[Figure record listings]
● ● ● ● ● ● ●
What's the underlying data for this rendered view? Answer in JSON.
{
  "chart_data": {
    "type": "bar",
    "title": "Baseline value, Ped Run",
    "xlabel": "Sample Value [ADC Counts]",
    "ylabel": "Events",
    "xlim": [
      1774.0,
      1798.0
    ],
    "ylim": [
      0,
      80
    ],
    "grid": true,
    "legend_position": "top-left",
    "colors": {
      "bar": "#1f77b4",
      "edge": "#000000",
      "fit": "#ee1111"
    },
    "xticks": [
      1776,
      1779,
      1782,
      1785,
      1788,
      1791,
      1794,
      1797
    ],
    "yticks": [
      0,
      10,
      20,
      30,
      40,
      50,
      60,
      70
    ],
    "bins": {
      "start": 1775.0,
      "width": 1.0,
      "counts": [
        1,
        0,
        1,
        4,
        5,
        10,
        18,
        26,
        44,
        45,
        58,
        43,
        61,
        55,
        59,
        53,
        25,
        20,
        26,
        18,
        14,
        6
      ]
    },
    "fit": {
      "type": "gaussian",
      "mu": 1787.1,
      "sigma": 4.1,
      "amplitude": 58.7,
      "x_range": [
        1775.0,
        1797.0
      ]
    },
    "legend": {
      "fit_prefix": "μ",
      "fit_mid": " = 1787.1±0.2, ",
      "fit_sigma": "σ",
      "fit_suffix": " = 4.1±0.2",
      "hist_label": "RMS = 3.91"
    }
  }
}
● ● ● ● ● ● ●
_To do_:
Restate every entry word for word.

_The response_:
What's the underlying data for this rendered view? Answer in JSON.
{
  "chart_data": {
    "type": "bar",
    "title": "Baseline value, Ped Run",
    "xlabel": "Sample Value [ADC Counts]",
    "ylabel": "Events",
    "xlim": [
      1774.0,
      1798.0
    ],
    "ylim": [
      0,
      80
    ],
    "grid": true,
    "legend_position": "top-left",
    "colors": {
      "bar": "#1f77b4",
      "edge": "#000000",
      "fit": "#ee1111"
    },
    "xticks": [
      1776,
      1779,
      1782,
      1785,
      1788,
      1791,
      1794,
      1797
    ],
    "yticks": [
      0,
      10,
      20,
      30,
      40,
      50,
      60,
      70
    ],
    "bins": {
      "start": 1775.0,
      "width": 1.0,
      "counts": [
        1,
        0,
        1,
        4,
        5,
        10,
        18,
        26,
        44,
        45,
        58,
        43,
        61,
        55,
        59,
        53,
        25,
        20,
        26,
        18,
        14,
        6
      ]
    },
    "fit": {
      "type": "gaussian",
      "mu": 1787.1,
      "sigma": 4.1,
      "amplitude": 58.7,
      "x_range": [
        1775.0,
        1797.0
      ]
    },
    "legend": {
      "fit_prefix": "μ",
      "fit_mid": " = 1787.1±0.2, ",
      "fit_sigma": "σ",
      "fit_suffix": " = 4.1±0.2",
      "hist_label": "RMS = 3.91"
    }
  }
}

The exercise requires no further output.